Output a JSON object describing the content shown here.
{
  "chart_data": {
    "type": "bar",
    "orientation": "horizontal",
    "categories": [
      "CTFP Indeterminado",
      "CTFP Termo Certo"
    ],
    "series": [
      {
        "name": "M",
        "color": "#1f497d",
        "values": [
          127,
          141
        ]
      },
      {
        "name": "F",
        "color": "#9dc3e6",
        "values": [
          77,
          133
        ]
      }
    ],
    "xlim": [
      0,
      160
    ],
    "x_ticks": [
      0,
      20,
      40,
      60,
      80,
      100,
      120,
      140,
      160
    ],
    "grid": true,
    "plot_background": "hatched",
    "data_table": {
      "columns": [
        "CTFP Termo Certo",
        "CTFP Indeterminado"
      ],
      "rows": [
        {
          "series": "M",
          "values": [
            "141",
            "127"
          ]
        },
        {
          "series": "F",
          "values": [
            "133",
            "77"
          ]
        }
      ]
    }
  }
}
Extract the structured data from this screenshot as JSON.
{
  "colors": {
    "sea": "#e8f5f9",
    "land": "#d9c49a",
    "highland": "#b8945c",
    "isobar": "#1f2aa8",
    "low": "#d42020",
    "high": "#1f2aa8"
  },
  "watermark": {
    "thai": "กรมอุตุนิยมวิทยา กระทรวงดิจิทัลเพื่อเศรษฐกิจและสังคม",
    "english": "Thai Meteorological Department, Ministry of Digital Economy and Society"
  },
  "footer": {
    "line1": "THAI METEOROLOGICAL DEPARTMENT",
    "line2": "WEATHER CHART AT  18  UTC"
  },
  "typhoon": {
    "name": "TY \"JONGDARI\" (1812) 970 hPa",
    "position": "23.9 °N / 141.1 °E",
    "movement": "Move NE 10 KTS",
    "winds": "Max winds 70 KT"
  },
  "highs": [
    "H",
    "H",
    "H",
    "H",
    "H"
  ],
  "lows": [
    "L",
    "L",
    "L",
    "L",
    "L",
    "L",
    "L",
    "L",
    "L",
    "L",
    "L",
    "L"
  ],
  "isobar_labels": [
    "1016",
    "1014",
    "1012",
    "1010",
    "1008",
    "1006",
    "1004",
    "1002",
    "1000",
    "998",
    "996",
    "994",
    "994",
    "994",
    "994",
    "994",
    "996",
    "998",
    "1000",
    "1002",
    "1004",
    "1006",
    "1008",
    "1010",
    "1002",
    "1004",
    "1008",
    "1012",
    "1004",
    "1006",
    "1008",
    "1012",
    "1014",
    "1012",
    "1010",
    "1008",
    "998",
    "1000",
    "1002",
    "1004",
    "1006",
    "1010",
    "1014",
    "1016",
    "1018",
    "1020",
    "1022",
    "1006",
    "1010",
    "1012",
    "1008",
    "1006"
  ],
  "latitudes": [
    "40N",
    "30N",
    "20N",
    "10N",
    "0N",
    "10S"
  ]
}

■ **What you should do**: Repeat back the data above, exact to the last character.

■ **The reply**:
Output a JSON object describing the content shown here.
{
  "chart_data": {
    "type": "bar",
    "orientation": "horizontal",
    "categories": [
      "CTFP Indeterminado",
      "CTFP Termo Certo"
    ],
    "series": [
      {
        "name": "M",
        "color": "#1f497d",
        "values": [
          127,
          141
        ]
      },
      {
        "name": "F",
        "color": "#9dc3e6",
        "values": [
          77,
          133
        ]
      }
    ],
    "xlim": [
      0,
      160
    ],
    "x_ticks": [
      0,
      20,
      40,
      60,
      80,
      100,
      120,
      140,
      160
    ],
    "grid": true,
    "plot_background": "hatched",
    "data_table": {
      "columns": [
        "CTFP Termo Certo",
        "CTFP Indeterminado"
      ],
      "rows": [
        {
          "series": "M",
          "values": [
            "141",
            "127"
          ]
        },
        {
          "series": "F",
          "values": [
            "133",
            "77"
          ]
        }
      ]
    }
  }
}
Extract the structured data from this screenshot as JSON.
{
  "colors": {
    "sea": "#e8f5f9",
    "land": "#d9c49a",
    "highland": "#b8945c",
    "isobar": "#1f2aa8",
    "low": "#d42020",
    "high": "#1f2aa8"
  },
  "watermark": {
    "thai": "กรมอุตุนิยมวิทยา กระทรวงดิจิทัลเพื่อเศรษฐกิจและสังคม",
    "english": "Thai Meteorological Department, Ministry of Digital Economy and Society"
  },
  "footer": {
    "line1": "THAI METEOROLOGICAL DEPARTMENT",
    "line2": "WEATHER CHART AT  18  UTC"
  },
  "typhoon": {
    "name": "TY \"JONGDARI\" (1812) 970 hPa",
    "position": "23.9 °N / 141.1 °E",
    "movement": "Move NE 10 KTS",
    "winds": "Max winds 70 KT"
  },
  "highs": [
    "H",
    "H",
    "H",
    "H",
    "H"
  ],
  "lows": [
    "L",
    "L",
    "L",
    "L",
    "L",
    "L",
    "L",
    "L",
    "L",
    "L",
    "L",
    "L"
  ],
  "isobar_labels": [
    "1016",
    "1014",
    "1012",
    "1010",
    "1008",
    "1006",
    "1004",
    "1002",
    "1000",
    "998",
    "996",
    "994",
    "994",
    "994",
    "994",
    "994",
    "996",
    "998",
    "1000",
    "1002",
    "1004",
    "1006",
    "1008",
    "1010",
    "1002",
    "1004",
    "1008",
    "1012",
    "1004",
    "1006",
    "1008",
    "1012",
    "1014",
    "1012",
    "1010",
    "1008",
    "998",
    "1000",
    "1002",
    "1004",
    "1006",
    "1010",
    "1014",
    "1016",
    "1018",
    "1020",
    "1022",
    "1006",
    "1010",
    "1012",
    "1008",
    "1006"
  ],
  "latitudes": [
    "40N",
    "30N",
    "20N",
    "10N",
    "0N",
    "10S"
  ]
}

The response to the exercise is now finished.